(Dataset records)
____
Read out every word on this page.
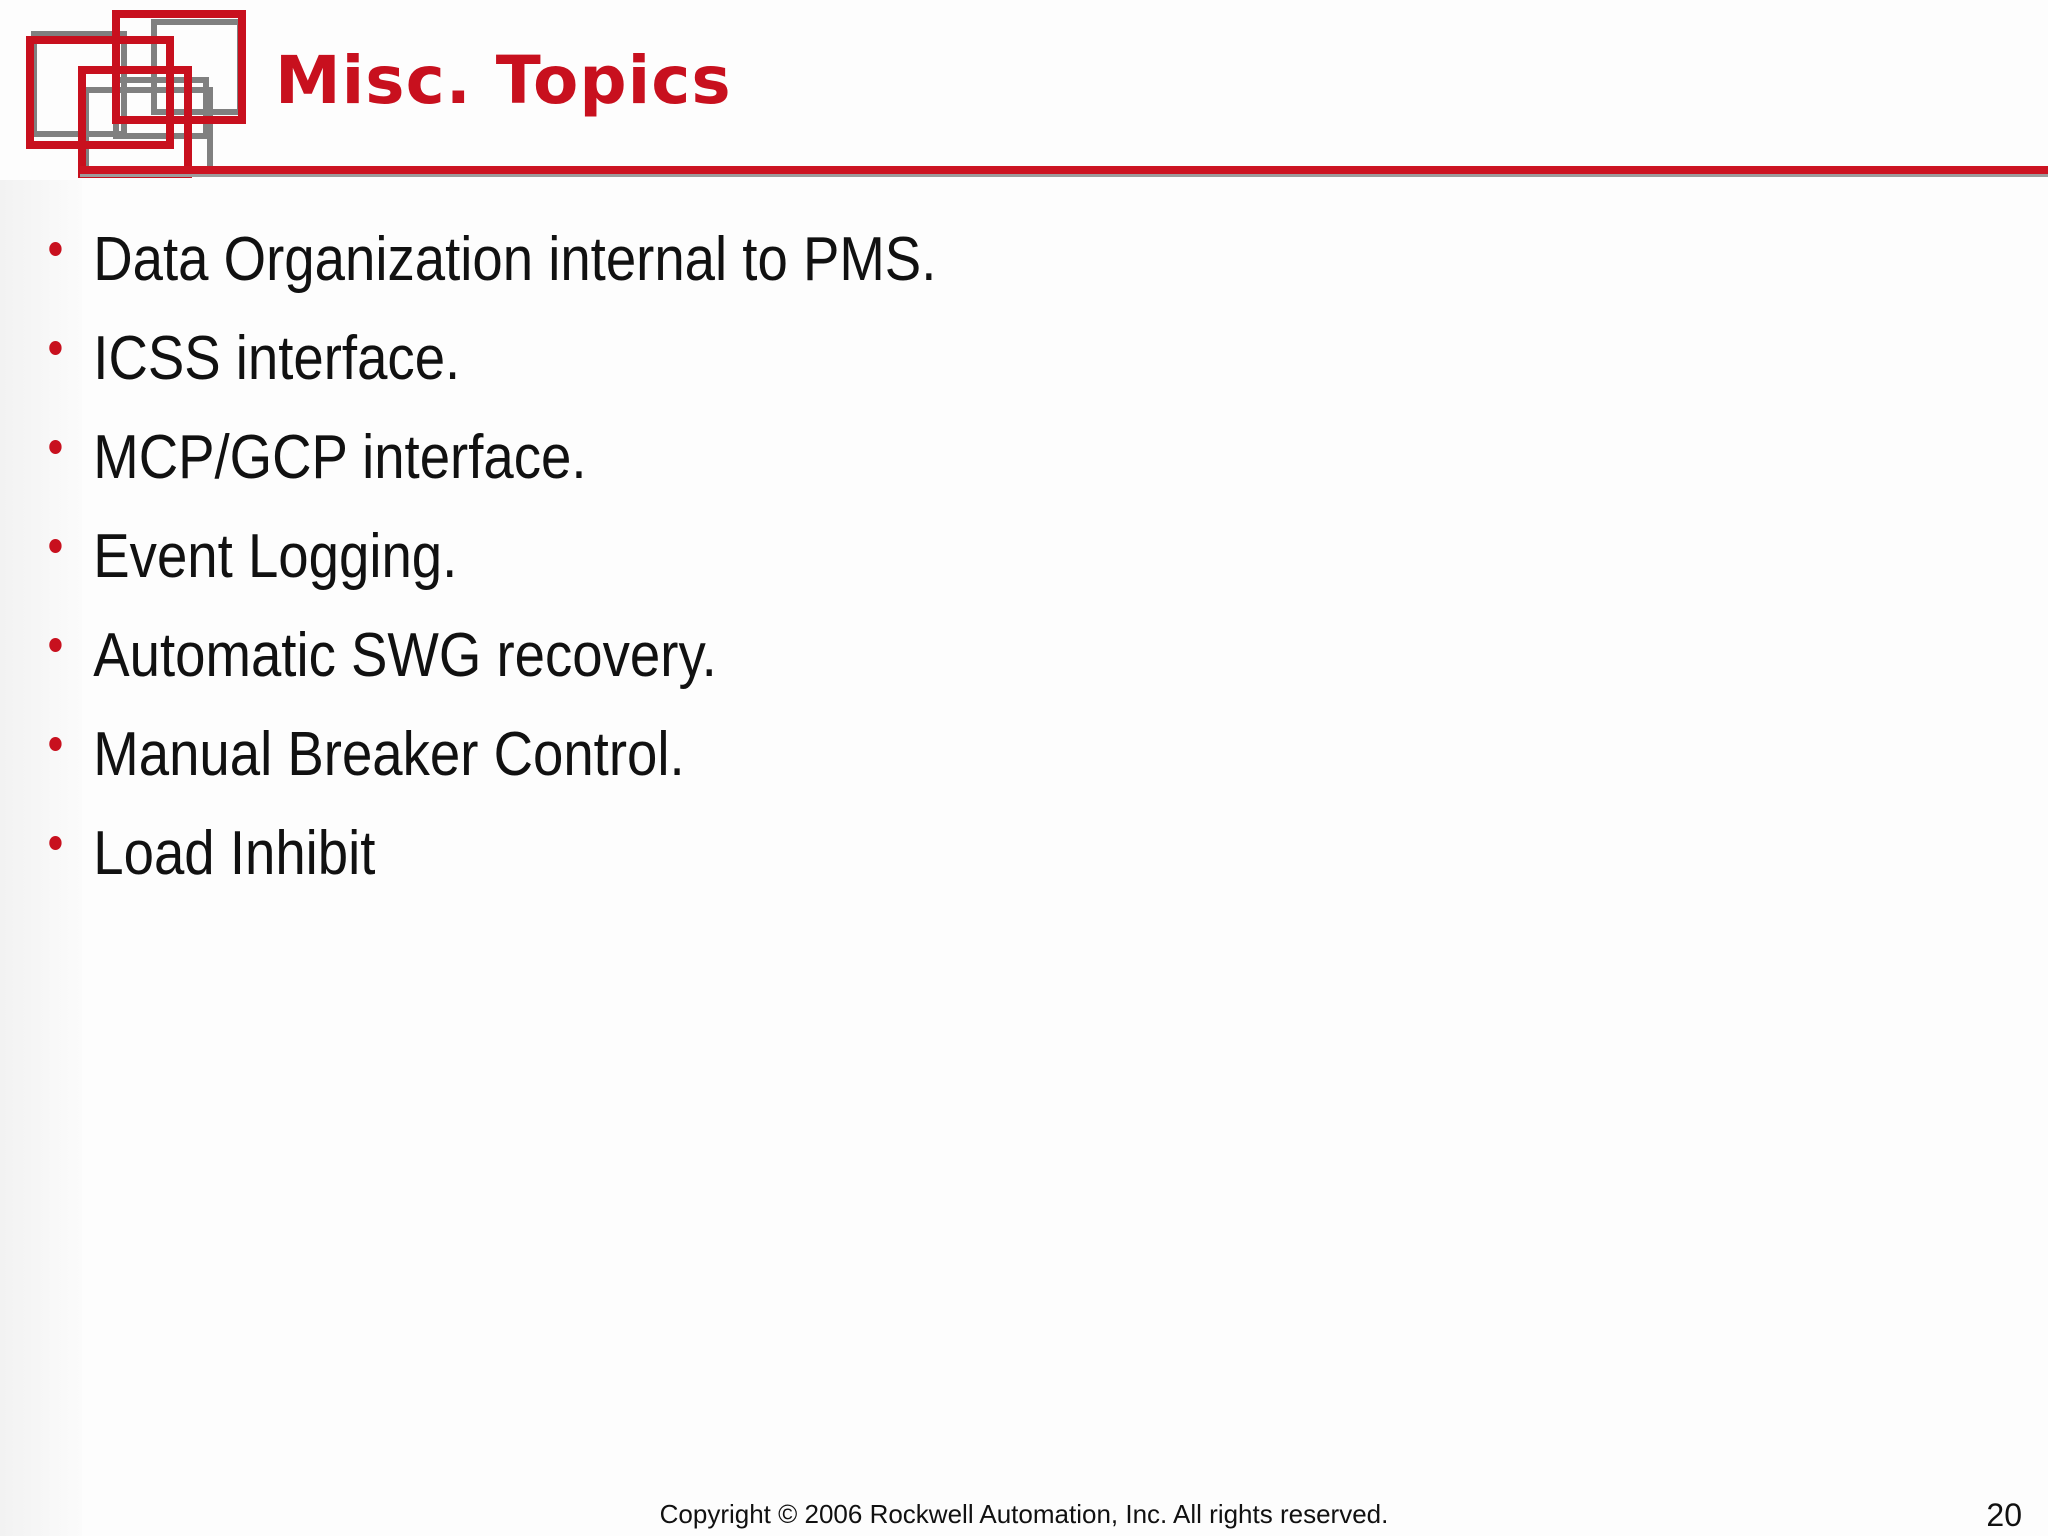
Misc. Topics
Data Organization internal to PMS.
ICSS interface.
MCP/GCP interface.
Event Logging.
Automatic SWG recovery.
Manual Breaker Control.
Load Inhibit
Copyright © 2006 Rockwell Automation, Inc. All rights reserved.	20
____
> _PROBLEM_
Output the records above exactly as they are, leaving out the pictures.

> _CORRECT RESULT_
Read out every word on this page.
Misc. Topics
Data Organization internal to PMS.
ICSS interface.
MCP/GCP interface.
Event Logging.
Automatic SWG recovery.
Manual Breaker Control.
Load Inhibit
Copyright © 2006 Rockwell Automation, Inc. All rights reserved.	20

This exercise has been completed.